→ 正文
==================================================

回顧這段歷史,如果從文字上看,你會發現發生的所有的一切,都是出自農民自己的意願,統購統銷是應農民反對奸商盤剝的要求,合作化是順應農民對兩極分化的不滿,「大躍進」人民公社更是順應了「人民群眾急切要求改變貧窮落後面貌的願望」,「文革」以及革命中的學大寨運動,不僅順應了群眾改變一窮二白面貌的要求,而且是群眾反修防修的需要。當然,我們不能說農民從來沒有過這樣的欲望和要求,因為,口號雖然是上面提出來的,但下面的農民也確實跟着走來的,而且有的時候看起來走得還挺歡的,當年媒體上農民歡欣鼓舞的照片和鏡頭,不見得都是造出來的。只是,令人有些不解的是,為什麼每當農民有這種大規模的要求的時候,總會伴隨着大規模的運動,合作化、人民公社、「大躍進」、「文化大革命」就不必說了,就連統購統銷,都是由組織安排群眾評議每家的餘糧存量,只要把第一家評高了,那麼接下來就會越評越高,直到逼得人家上吊(如果查一下那時的《內參》,就會發現這樣的事還真不少)。

運動,就是總是躲在袖子後面的那隻手。

等到農民最後一點社會主義熱情的火星被耗盡,任憑學大寨的號角吹得山響,農民依舊磨他的洋工,而把所有的力氣,投到巴掌大的自留地上,「文革」後期的所有運動,實際上都變成了鑼鼓喧天的空熱鬧,這時,人們發現,「國民經濟已經到了崩潰的邊緣」,雖然很可能這種說法只是一種聳人聽聞,實際情況是我們被東亞的某些鄰居遠遠地拉在了後面,陷入了沒有活力的短缺經濟的陷阱。於是,慢慢的農民「退社」的要求被在半遮半掩中考慮了一半,大包幹出現了,普及了,農民自己當家(其實是半當家)的歡喜勁剛剛上來,在更大規模的國家現代化浪潮里,就又被捲入了權力和市場的新的旋渦中。無限供給的農民工,不僅為中國的出口加工提供了100%的勞動力,而且他們的存在,也成為中國吸引國外投資的最佳條件。沒有醫療保險,沒有養老保險,沒有工會,甚至連起碼的勞動保障都沒有的農民工,拿着世界上最低的工資,還經常遭到拖欠,事實上構成了中國城市化、現代化原始積累的主要因素。從本質上講,革命時代的工業化和眼前的現代化是一樣的,區別只是一個沿着蘇聯道路走,一個沿着美國的道路走而已。農民依舊是被某一隻手拖着走。

==================================================

[摘自某一彙編的記錄]
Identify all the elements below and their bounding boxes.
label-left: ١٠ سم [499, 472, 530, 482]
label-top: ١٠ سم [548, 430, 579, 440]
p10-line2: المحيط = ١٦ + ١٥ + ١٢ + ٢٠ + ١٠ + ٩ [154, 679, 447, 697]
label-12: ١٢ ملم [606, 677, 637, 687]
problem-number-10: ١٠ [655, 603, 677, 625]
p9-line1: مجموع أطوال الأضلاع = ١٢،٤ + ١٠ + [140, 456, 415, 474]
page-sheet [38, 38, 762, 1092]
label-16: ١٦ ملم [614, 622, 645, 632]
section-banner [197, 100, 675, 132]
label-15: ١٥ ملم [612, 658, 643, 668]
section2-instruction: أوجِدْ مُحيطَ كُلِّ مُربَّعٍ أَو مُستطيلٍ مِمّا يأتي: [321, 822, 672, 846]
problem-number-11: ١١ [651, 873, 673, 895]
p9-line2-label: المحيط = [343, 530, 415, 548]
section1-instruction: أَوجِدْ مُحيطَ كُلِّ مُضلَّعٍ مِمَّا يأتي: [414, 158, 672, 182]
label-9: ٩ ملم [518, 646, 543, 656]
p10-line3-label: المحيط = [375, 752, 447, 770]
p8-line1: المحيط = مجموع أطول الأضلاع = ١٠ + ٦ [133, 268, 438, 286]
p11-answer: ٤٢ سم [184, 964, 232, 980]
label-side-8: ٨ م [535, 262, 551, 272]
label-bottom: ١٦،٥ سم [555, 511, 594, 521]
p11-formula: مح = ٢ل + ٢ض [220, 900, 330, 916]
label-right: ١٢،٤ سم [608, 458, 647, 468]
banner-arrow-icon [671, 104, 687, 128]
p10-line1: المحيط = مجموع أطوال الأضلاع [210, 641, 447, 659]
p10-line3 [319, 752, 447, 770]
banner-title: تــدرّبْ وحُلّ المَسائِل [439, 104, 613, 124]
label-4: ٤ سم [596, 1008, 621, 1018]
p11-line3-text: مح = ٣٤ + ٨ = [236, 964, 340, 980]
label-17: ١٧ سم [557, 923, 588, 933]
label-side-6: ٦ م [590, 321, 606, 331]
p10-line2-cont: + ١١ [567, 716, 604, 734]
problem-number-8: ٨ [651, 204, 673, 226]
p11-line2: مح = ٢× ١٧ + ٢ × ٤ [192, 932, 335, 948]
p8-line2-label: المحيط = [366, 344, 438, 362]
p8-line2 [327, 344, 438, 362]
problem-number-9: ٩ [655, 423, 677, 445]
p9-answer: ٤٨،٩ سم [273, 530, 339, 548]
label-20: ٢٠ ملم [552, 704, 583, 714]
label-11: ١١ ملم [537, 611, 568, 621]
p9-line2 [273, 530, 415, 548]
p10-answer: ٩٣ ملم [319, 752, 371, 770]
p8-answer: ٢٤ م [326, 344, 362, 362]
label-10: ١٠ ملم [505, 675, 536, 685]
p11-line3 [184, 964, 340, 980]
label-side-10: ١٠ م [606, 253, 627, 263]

==================================================

→ 作答要求
1) 請把正文中以「等到農民最後一點」開頭的那一段濃縮成條列要點,並保留其主要事實。
2) 請將記錄中從開頭到含有「p11-answer: ٤٢ سم [184, 964, 232, 980]」的那一行為止的各行(首尾皆含)輸出為編號清單,空行略去。
正文與記錄彼此毫無關聯。

→ 參考答案
1)
- 農民的社會主義熱情耗盡後,不論學大寨的號角吹得多響,農民仍磨洋工,把力氣都投到自留地上;「文革」後期的運動都成了空熱鬧。
- 人們發現「國民經濟已經到了崩潰的邊緣」。這說法可能聳人聽聞,實際情況是被東亞某些鄰居遠遠拉在後面,陷入沒有活力的短缺經濟陷阱。
- 農民「退社」的要求在半遮半掩中被考慮了一半。大包幹出現並普及,農民得以半當家。
- 農民隨即在更大規模的國家現代化浪潮中,被捲入權力和市場的新旋渦。
- 無限供給的農民工為出口加工提供100%的勞動力,也是中國吸引外資的最佳條件。
- 農民工沒有醫療保險、養老保險和工會,連起碼的勞動保障都沒有,拿世界上最低的工資,還常遭拖欠。他們構成了城市化、現代化原始積累的主要因素。
- 革命時代的工業化與眼前的現代化本質相同,區別只在一個走蘇聯道路,一個走美國道路。農民依舊被某一隻手拖着走。

2)
1. Identify all the elements below and their bounding boxes.
2. label-left: ١٠ سم [499, 472, 530, 482]
3. label-top: ١٠ سم [548, 430, 579, 440]
4. p10-line2: المحيط = ١٦ + ١٥ + ١٢ + ٢٠ + ١٠ + ٩ [154, 679, 447, 697]
5. label-12: ١٢ ملم [606, 677, 637, 687]
6. problem-number-10: ١٠ [655, 603, 677, 625]
7. p9-line1: مجموع أطوال الأضلاع = ١٢،٤ + ١٠ + [140, 456, 415, 474]
8. page-sheet [38, 38, 762, 1092]
9. label-16: ١٦ ملم [614, 622, 645, 632]
10. section-banner [197, 100, 675, 132]
11. label-15: ١٥ ملم [612, 658, 643, 668]
12. section2-instruction: أوجِدْ مُحيطَ كُلِّ مُربَّعٍ أَو مُستطيلٍ مِمّا يأتي: [321, 822, 672, 846]
13. problem-number-11: ١١ [651, 873, 673, 895]
14. p9-line2-label: المحيط = [343, 530, 415, 548]
15. section1-instruction: أَوجِدْ مُحيطَ كُلِّ مُضلَّعٍ مِمَّا يأتي: [414, 158, 672, 182]
16. label-9: ٩ ملم [518, 646, 543, 656]
17. p10-line3-label: المحيط = [375, 752, 447, 770]
18. p8-line1: المحيط = مجموع أطول الأضلاع = ١٠ + ٦ [133, 268, 438, 286]
19. p11-answer: ٤٢ سم [184, 964, 232, 980]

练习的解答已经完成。